◆ **STATED TASK**
How many lines in the records below contain the word "example"? Answer with the number alone.

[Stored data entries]

◆ ◆ ◆ ◆ ◆ ◆ ◆

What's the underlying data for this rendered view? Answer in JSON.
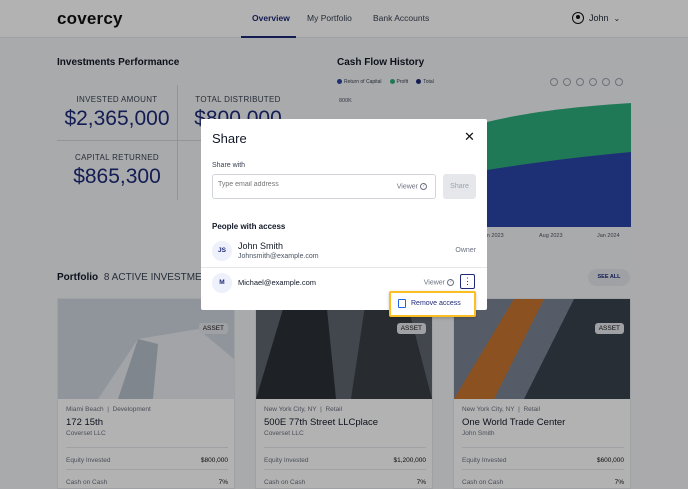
{
  "header": {
    "logo": "covercy",
    "nav": [
      {
        "label": "Overview",
        "active": true
      },
      {
        "label": "My Portfolio",
        "active": false
      },
      {
        "label": "Bank Accounts",
        "active": false
      }
    ],
    "user": "John"
  },
  "investments": {
    "title": "Investments Performance",
    "stats": [
      {
        "label": "INVESTED AMOUNT",
        "value": "$2,365,000"
      },
      {
        "label": "TOTAL DISTRIBUTED",
        "value": "$800,000"
      },
      {
        "label": "CAPITAL RETURNED",
        "value": "$865,300"
      }
    ]
  },
  "cashflow": {
    "title": "Cash Flow History",
    "legend": [
      {
        "name": "Return of Capital",
        "color": "#2b46a8"
      },
      {
        "name": "Profit",
        "color": "#2fae7c"
      },
      {
        "name": "Total",
        "color": "#1e2a78"
      }
    ],
    "y_tick": "800K",
    "x_ticks": [
      "Jan 2023",
      "Aug 2023",
      "Jan 2024"
    ]
  },
  "portfolio": {
    "title": "Portfolio",
    "count": "8 ACTIVE INVESTMENT",
    "see_all": "SEE ALL",
    "cards": [
      {
        "badge": "ASSET",
        "city": "Miami Beach",
        "type": "Development",
        "name": "172 15th",
        "owner": "Coverset LLC",
        "equity_label": "Equity Invested",
        "equity": "$800,000",
        "coc_label": "Cash on Cash",
        "coc": "7%"
      },
      {
        "badge": "ASSET",
        "city": "New York City, NY",
        "type": "Retail",
        "name": "500E 77th Street LLCplace",
        "owner": "Coverset LLC",
        "equity_label": "Equity Invested",
        "equity": "$1,200,000",
        "coc_label": "Cash on Cash",
        "coc": "7%"
      },
      {
        "badge": "ASSET",
        "city": "New York City, NY",
        "type": "Retail",
        "name": "One World Trade Center",
        "owner": "John Smith",
        "equity_label": "Equity Invested",
        "equity": "$600,000",
        "coc_label": "Cash on Cash",
        "coc": "7%"
      }
    ]
  },
  "share_modal": {
    "title": "Share",
    "share_with_label": "Share with",
    "email_placeholder": "Type email address",
    "role_default": "Viewer",
    "share_button": "Share",
    "people_title": "People with access",
    "people": [
      {
        "initials": "JS",
        "name": "John Smith",
        "email": "Johnsmith@example.com",
        "role": "Owner"
      },
      {
        "initials": "M",
        "email": "Michael@example.com",
        "role": "Viewer"
      }
    ],
    "menu_item": "Remove access"
  },
  "colors": {
    "accent": "#1e2a78",
    "highlight": "#fbbf24"
  }
}
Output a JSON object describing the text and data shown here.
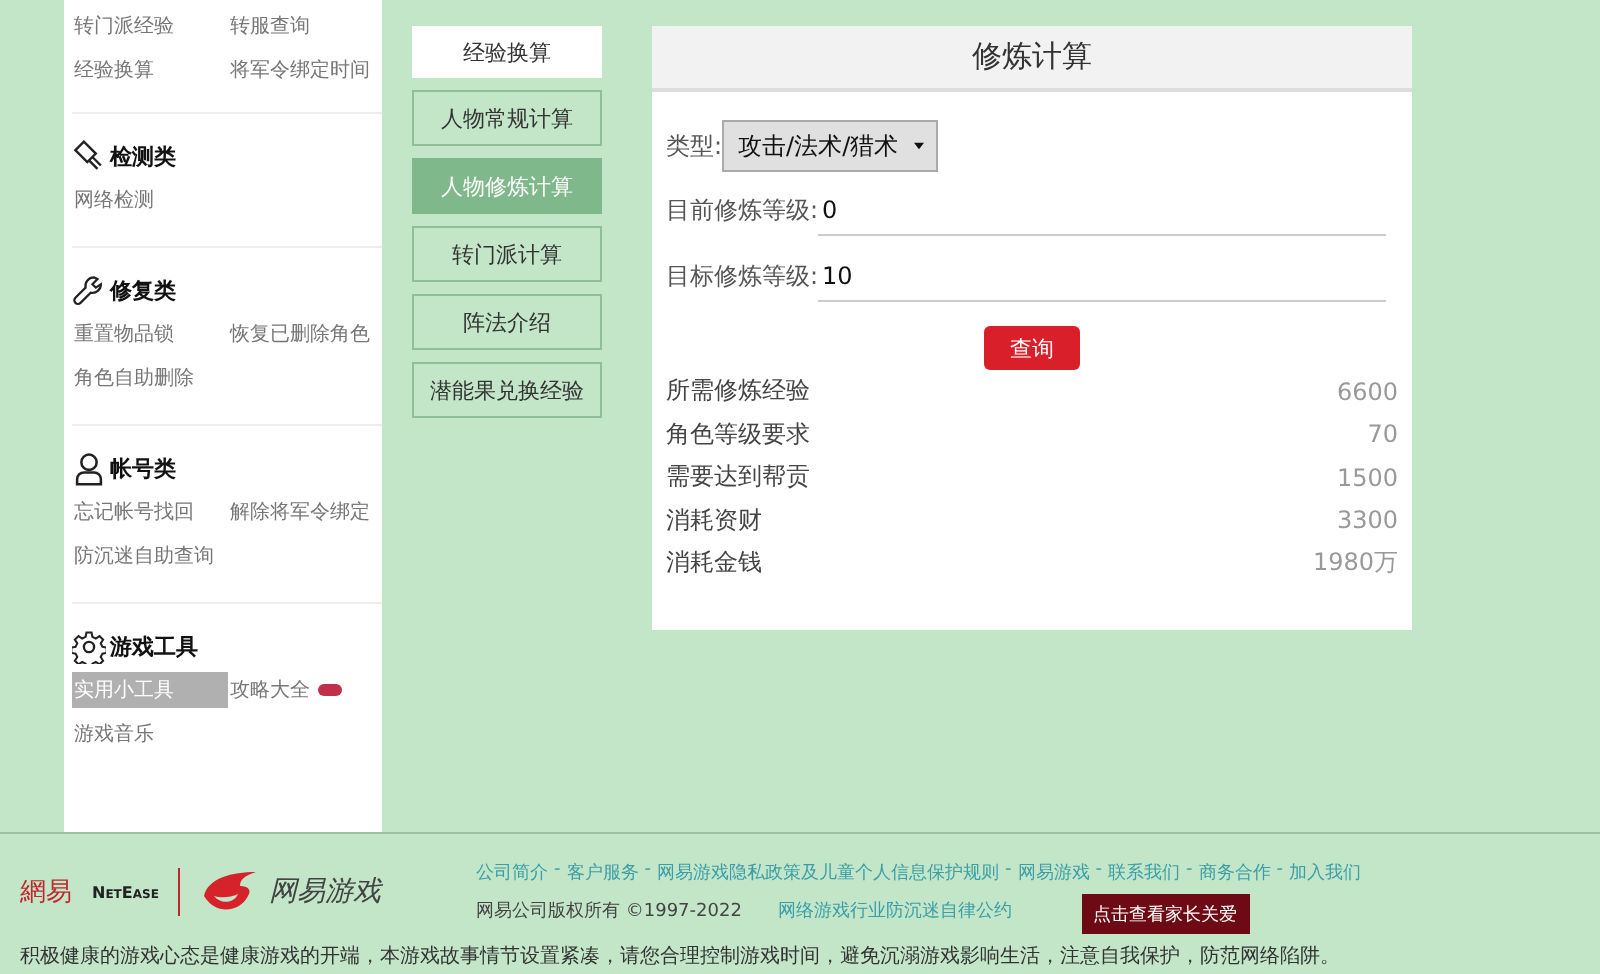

◆ ◆ ◆ ◆ ◆ ◆ ◆

◆ **REPLY TO THE TASK**
2